* [Your goal]: Write out the whole listing again, exactly as given.

*** Recorded data

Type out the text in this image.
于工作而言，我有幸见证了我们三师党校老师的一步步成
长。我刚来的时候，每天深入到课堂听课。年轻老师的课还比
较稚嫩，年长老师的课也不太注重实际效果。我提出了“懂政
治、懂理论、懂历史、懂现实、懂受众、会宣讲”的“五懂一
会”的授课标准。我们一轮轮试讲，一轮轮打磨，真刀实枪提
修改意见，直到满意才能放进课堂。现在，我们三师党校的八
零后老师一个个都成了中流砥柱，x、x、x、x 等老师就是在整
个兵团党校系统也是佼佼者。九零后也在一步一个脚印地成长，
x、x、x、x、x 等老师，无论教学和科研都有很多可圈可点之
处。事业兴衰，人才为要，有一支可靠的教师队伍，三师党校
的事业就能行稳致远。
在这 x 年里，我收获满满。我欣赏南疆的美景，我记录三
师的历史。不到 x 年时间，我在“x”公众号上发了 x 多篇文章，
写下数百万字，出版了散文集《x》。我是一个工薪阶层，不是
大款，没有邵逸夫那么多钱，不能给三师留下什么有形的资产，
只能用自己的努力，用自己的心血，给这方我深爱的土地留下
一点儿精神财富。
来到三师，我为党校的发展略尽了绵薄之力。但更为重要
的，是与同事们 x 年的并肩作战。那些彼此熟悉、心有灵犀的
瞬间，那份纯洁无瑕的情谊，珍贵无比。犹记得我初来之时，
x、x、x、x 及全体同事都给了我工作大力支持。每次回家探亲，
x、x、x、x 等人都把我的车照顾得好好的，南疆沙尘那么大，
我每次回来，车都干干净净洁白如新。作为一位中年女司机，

******

* [Written reply]:
Type out the text in this image.
于工作而言，我有幸见证了我们三师党校老师的一步步成
长。我刚来的时候，每天深入到课堂听课。年轻老师的课还比
较稚嫩，年长老师的课也不太注重实际效果。我提出了“懂政
治、懂理论、懂历史、懂现实、懂受众、会宣讲”的“五懂一
会”的授课标准。我们一轮轮试讲，一轮轮打磨，真刀实枪提
修改意见，直到满意才能放进课堂。现在，我们三师党校的八
零后老师一个个都成了中流砥柱，x、x、x、x 等老师就是在整
个兵团党校系统也是佼佼者。九零后也在一步一个脚印地成长，
x、x、x、x、x 等老师，无论教学和科研都有很多可圈可点之
处。事业兴衰，人才为要，有一支可靠的教师队伍，三师党校
的事业就能行稳致远。
在这 x 年里，我收获满满。我欣赏南疆的美景，我记录三
师的历史。不到 x 年时间，我在“x”公众号上发了 x 多篇文章，
写下数百万字，出版了散文集《x》。我是一个工薪阶层，不是
大款，没有邵逸夫那么多钱，不能给三师留下什么有形的资产，
只能用自己的努力，用自己的心血，给这方我深爱的土地留下
一点儿精神财富。
来到三师，我为党校的发展略尽了绵薄之力。但更为重要
的，是与同事们 x 年的并肩作战。那些彼此熟悉、心有灵犀的
瞬间，那份纯洁无瑕的情谊，珍贵无比。犹记得我初来之时，
x、x、x、x 及全体同事都给了我工作大力支持。每次回家探亲，
x、x、x、x 等人都把我的车照顾得好好的，南疆沙尘那么大，
我每次回来，车都干干净净洁白如新。作为一位中年女司机，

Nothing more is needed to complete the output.